**RAW DATA:**
_ _ _ _ _ _ _

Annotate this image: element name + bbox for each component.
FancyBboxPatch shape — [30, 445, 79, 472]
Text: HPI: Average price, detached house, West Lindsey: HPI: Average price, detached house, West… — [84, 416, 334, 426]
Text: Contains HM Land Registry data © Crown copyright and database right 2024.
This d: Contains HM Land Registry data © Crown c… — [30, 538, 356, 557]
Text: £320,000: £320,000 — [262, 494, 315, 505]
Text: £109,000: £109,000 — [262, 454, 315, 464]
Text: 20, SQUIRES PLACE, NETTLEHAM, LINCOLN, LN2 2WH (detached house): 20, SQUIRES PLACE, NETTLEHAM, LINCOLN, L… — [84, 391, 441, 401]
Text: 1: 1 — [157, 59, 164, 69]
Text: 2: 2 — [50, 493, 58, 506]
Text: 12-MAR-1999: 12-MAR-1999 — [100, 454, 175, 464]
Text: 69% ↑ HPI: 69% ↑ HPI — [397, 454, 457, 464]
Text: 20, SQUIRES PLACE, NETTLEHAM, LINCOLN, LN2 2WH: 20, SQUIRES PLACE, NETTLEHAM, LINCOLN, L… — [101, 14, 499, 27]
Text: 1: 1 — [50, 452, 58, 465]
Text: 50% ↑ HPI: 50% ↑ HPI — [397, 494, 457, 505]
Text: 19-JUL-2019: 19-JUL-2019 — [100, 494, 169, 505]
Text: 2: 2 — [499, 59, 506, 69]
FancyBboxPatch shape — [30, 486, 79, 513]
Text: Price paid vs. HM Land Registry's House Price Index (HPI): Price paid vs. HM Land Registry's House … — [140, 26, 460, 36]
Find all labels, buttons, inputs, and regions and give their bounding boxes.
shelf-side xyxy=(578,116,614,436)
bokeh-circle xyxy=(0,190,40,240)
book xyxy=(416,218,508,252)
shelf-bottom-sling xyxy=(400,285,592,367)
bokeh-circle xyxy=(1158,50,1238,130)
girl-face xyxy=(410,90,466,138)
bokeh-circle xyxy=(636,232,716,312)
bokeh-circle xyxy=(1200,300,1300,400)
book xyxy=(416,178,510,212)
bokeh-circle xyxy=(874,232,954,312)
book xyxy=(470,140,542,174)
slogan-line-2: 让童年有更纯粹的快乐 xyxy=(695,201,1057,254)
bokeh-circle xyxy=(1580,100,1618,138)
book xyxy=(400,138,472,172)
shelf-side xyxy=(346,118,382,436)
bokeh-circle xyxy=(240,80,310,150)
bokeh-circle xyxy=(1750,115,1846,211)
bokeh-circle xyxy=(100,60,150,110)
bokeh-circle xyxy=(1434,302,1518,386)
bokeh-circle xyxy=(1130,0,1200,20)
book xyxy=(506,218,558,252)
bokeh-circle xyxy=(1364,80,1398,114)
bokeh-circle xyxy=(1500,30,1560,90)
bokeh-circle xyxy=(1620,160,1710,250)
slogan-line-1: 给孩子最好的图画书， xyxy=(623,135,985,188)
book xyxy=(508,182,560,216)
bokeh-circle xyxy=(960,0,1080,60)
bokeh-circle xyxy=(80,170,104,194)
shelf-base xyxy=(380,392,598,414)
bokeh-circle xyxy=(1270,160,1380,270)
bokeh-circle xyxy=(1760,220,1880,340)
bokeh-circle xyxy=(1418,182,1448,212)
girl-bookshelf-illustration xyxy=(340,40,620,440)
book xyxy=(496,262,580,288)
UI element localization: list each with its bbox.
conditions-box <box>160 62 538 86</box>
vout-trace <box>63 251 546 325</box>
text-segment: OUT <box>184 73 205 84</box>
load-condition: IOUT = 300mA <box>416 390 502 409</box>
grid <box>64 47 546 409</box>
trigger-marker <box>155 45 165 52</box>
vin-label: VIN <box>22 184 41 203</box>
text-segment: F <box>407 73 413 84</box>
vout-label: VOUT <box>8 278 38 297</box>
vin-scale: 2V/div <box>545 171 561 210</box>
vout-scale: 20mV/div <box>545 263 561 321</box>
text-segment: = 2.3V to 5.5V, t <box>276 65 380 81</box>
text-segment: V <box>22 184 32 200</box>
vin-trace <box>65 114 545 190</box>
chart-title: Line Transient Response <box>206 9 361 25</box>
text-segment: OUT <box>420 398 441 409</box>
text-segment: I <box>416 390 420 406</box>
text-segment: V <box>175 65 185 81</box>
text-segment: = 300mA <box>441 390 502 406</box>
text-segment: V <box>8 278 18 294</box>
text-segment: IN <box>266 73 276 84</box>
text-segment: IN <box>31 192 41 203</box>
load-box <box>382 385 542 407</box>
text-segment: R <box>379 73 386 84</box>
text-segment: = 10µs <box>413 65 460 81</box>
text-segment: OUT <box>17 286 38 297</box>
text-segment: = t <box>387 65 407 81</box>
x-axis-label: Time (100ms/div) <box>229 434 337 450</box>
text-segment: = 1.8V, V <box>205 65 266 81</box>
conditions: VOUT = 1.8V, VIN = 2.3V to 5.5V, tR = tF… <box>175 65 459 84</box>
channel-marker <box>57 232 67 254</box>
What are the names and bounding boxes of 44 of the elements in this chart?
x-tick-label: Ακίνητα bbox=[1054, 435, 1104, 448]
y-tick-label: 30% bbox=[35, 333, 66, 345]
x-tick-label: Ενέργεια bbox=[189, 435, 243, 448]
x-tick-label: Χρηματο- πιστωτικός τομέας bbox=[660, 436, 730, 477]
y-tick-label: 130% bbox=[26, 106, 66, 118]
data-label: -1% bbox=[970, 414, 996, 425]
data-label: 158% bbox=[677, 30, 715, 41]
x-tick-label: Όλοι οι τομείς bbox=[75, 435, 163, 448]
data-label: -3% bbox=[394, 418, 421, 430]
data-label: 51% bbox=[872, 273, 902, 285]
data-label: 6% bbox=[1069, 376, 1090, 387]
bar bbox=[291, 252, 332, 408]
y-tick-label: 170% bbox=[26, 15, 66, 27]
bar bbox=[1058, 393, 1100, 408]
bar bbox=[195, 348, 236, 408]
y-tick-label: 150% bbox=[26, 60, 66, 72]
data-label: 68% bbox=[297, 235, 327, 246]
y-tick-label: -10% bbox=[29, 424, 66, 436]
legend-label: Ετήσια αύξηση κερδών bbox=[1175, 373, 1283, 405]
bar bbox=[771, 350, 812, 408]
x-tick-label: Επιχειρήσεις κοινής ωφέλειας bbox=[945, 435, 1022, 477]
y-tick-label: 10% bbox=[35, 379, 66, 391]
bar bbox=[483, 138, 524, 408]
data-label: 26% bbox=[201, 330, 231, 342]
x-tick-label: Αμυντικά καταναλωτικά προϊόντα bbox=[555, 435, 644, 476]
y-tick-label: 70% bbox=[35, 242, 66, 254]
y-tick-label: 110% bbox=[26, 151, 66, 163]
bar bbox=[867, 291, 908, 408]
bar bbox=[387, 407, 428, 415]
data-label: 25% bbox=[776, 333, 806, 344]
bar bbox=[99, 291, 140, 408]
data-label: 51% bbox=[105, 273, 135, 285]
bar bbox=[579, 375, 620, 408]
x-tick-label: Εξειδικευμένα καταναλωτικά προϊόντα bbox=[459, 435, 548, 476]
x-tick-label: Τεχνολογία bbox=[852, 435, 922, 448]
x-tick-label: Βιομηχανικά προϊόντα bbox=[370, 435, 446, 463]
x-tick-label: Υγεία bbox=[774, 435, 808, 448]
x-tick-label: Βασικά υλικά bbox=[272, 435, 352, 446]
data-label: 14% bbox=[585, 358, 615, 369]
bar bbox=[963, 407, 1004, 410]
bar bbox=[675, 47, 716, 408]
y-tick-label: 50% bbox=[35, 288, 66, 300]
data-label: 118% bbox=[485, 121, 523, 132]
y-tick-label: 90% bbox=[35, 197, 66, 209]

_ _ _ _ _ _ _

**YOUR GOAL:**
Repeat every line of the records above word for word, with nothing added, left out or changed.

**CORRECT OUTPUT:**
Annotate this image: element name + bbox for each component.
FancyBboxPatch shape — [30, 445, 79, 472]
Text: HPI: Average price, detached house, West Lindsey: HPI: Average price, detached house, West… — [84, 416, 334, 426]
Text: Contains HM Land Registry data © Crown copyright and database right 2024.
This d: Contains HM Land Registry data © Crown c… — [30, 538, 356, 557]
Text: £320,000: £320,000 — [262, 494, 315, 505]
Text: £109,000: £109,000 — [262, 454, 315, 464]
Text: 20, SQUIRES PLACE, NETTLEHAM, LINCOLN, LN2 2WH (detached house): 20, SQUIRES PLACE, NETTLEHAM, LINCOLN, L… — [84, 391, 441, 401]
Text: 1: 1 — [157, 59, 164, 69]
Text: 2: 2 — [50, 493, 58, 506]
Text: 12-MAR-1999: 12-MAR-1999 — [100, 454, 175, 464]
Text: 69% ↑ HPI: 69% ↑ HPI — [397, 454, 457, 464]
Text: 20, SQUIRES PLACE, NETTLEHAM, LINCOLN, LN2 2WH: 20, SQUIRES PLACE, NETTLEHAM, LINCOLN, L… — [101, 14, 499, 27]
Text: 1: 1 — [50, 452, 58, 465]
Text: 50% ↑ HPI: 50% ↑ HPI — [397, 494, 457, 505]
Text: 19-JUL-2019: 19-JUL-2019 — [100, 494, 169, 505]
Text: 2: 2 — [499, 59, 506, 69]
FancyBboxPatch shape — [30, 486, 79, 513]
Text: Price paid vs. HM Land Registry's House Price Index (HPI): Price paid vs. HM Land Registry's House … — [140, 26, 460, 36]
Find all labels, buttons, inputs, and regions and give their bounding boxes.
shelf-side xyxy=(578,116,614,436)
bokeh-circle xyxy=(0,190,40,240)
book xyxy=(416,218,508,252)
shelf-bottom-sling xyxy=(400,285,592,367)
bokeh-circle xyxy=(1158,50,1238,130)
girl-face xyxy=(410,90,466,138)
bokeh-circle xyxy=(636,232,716,312)
bokeh-circle xyxy=(1200,300,1300,400)
book xyxy=(416,178,510,212)
bokeh-circle xyxy=(874,232,954,312)
book xyxy=(470,140,542,174)
slogan-line-2: 让童年有更纯粹的快乐 xyxy=(695,201,1057,254)
bokeh-circle xyxy=(1580,100,1618,138)
book xyxy=(400,138,472,172)
shelf-side xyxy=(346,118,382,436)
bokeh-circle xyxy=(240,80,310,150)
bokeh-circle xyxy=(1750,115,1846,211)
bokeh-circle xyxy=(100,60,150,110)
bokeh-circle xyxy=(1434,302,1518,386)
bokeh-circle xyxy=(1130,0,1200,20)
book xyxy=(506,218,558,252)
bokeh-circle xyxy=(1364,80,1398,114)
bokeh-circle xyxy=(1500,30,1560,90)
bokeh-circle xyxy=(1620,160,1710,250)
slogan-line-1: 给孩子最好的图画书， xyxy=(623,135,985,188)
book xyxy=(508,182,560,216)
bokeh-circle xyxy=(960,0,1080,60)
bokeh-circle xyxy=(80,170,104,194)
shelf-base xyxy=(380,392,598,414)
bokeh-circle xyxy=(1270,160,1380,270)
bokeh-circle xyxy=(1760,220,1880,340)
bokeh-circle xyxy=(1418,182,1448,212)
girl-bookshelf-illustration xyxy=(340,40,620,440)
book xyxy=(496,262,580,288)
UI element localization: list each with its bbox.
conditions-box <box>160 62 538 86</box>
vout-trace <box>63 251 546 325</box>
text-segment: OUT <box>184 73 205 84</box>
load-condition: IOUT = 300mA <box>416 390 502 409</box>
grid <box>64 47 546 409</box>
trigger-marker <box>155 45 165 52</box>
vin-label: VIN <box>22 184 41 203</box>
text-segment: F <box>407 73 413 84</box>
vout-label: VOUT <box>8 278 38 297</box>
vin-scale: 2V/div <box>545 171 561 210</box>
vout-scale: 20mV/div <box>545 263 561 321</box>
text-segment: = 2.3V to 5.5V, t <box>276 65 380 81</box>
text-segment: V <box>22 184 32 200</box>
vin-trace <box>65 114 545 190</box>
chart-title: Line Transient Response <box>206 9 361 25</box>
text-segment: OUT <box>420 398 441 409</box>
text-segment: I <box>416 390 420 406</box>
text-segment: V <box>175 65 185 81</box>
text-segment: = 300mA <box>441 390 502 406</box>
text-segment: V <box>8 278 18 294</box>
text-segment: IN <box>266 73 276 84</box>
text-segment: IN <box>31 192 41 203</box>
load-box <box>382 385 542 407</box>
text-segment: R <box>379 73 386 84</box>
text-segment: = 10µs <box>413 65 460 81</box>
text-segment: OUT <box>17 286 38 297</box>
text-segment: = t <box>387 65 407 81</box>
x-axis-label: Time (100ms/div) <box>229 434 337 450</box>
text-segment: = 1.8V, V <box>205 65 266 81</box>
conditions: VOUT = 1.8V, VIN = 2.3V to 5.5V, tR = tF… <box>175 65 459 84</box>
channel-marker <box>57 232 67 254</box>
What are the names and bounding boxes of 44 of the elements in this chart?
x-tick-label: Ακίνητα bbox=[1054, 435, 1104, 448]
y-tick-label: 30% bbox=[35, 333, 66, 345]
x-tick-label: Ενέργεια bbox=[189, 435, 243, 448]
x-tick-label: Χρηματο- πιστωτικός τομέας bbox=[660, 436, 730, 477]
y-tick-label: 130% bbox=[26, 106, 66, 118]
data-label: -1% bbox=[970, 414, 996, 425]
data-label: 158% bbox=[677, 30, 715, 41]
x-tick-label: Όλοι οι τομείς bbox=[75, 435, 163, 448]
data-label: -3% bbox=[394, 418, 421, 430]
data-label: 51% bbox=[872, 273, 902, 285]
data-label: 6% bbox=[1069, 376, 1090, 387]
bar bbox=[291, 252, 332, 408]
y-tick-label: 170% bbox=[26, 15, 66, 27]
bar bbox=[1058, 393, 1100, 408]
bar bbox=[195, 348, 236, 408]
y-tick-label: 150% bbox=[26, 60, 66, 72]
data-label: 68% bbox=[297, 235, 327, 246]
y-tick-label: -10% bbox=[29, 424, 66, 436]
legend-label: Ετήσια αύξηση κερδών bbox=[1175, 373, 1283, 405]
bar bbox=[771, 350, 812, 408]
x-tick-label: Επιχειρήσεις κοινής ωφέλειας bbox=[945, 435, 1022, 477]
y-tick-label: 10% bbox=[35, 379, 66, 391]
bar bbox=[483, 138, 524, 408]
data-label: 26% bbox=[201, 330, 231, 342]
x-tick-label: Αμυντικά καταναλωτικά προϊόντα bbox=[555, 435, 644, 476]
y-tick-label: 70% bbox=[35, 242, 66, 254]
y-tick-label: 110% bbox=[26, 151, 66, 163]
bar bbox=[867, 291, 908, 408]
bar bbox=[387, 407, 428, 415]
data-label: 25% bbox=[776, 333, 806, 344]
bar bbox=[99, 291, 140, 408]
data-label: 51% bbox=[105, 273, 135, 285]
bar bbox=[579, 375, 620, 408]
x-tick-label: Εξειδικευμένα καταναλωτικά προϊόντα bbox=[459, 435, 548, 476]
x-tick-label: Τεχνολογία bbox=[852, 435, 922, 448]
x-tick-label: Βιομηχανικά προϊόντα bbox=[370, 435, 446, 463]
x-tick-label: Υγεία bbox=[774, 435, 808, 448]
x-tick-label: Βασικά υλικά bbox=[272, 435, 352, 446]
data-label: 14% bbox=[585, 358, 615, 369]
bar bbox=[963, 407, 1004, 410]
bar bbox=[675, 47, 716, 408]
y-tick-label: 50% bbox=[35, 288, 66, 300]
data-label: 118% bbox=[485, 121, 523, 132]
y-tick-label: 90% bbox=[35, 197, 66, 209]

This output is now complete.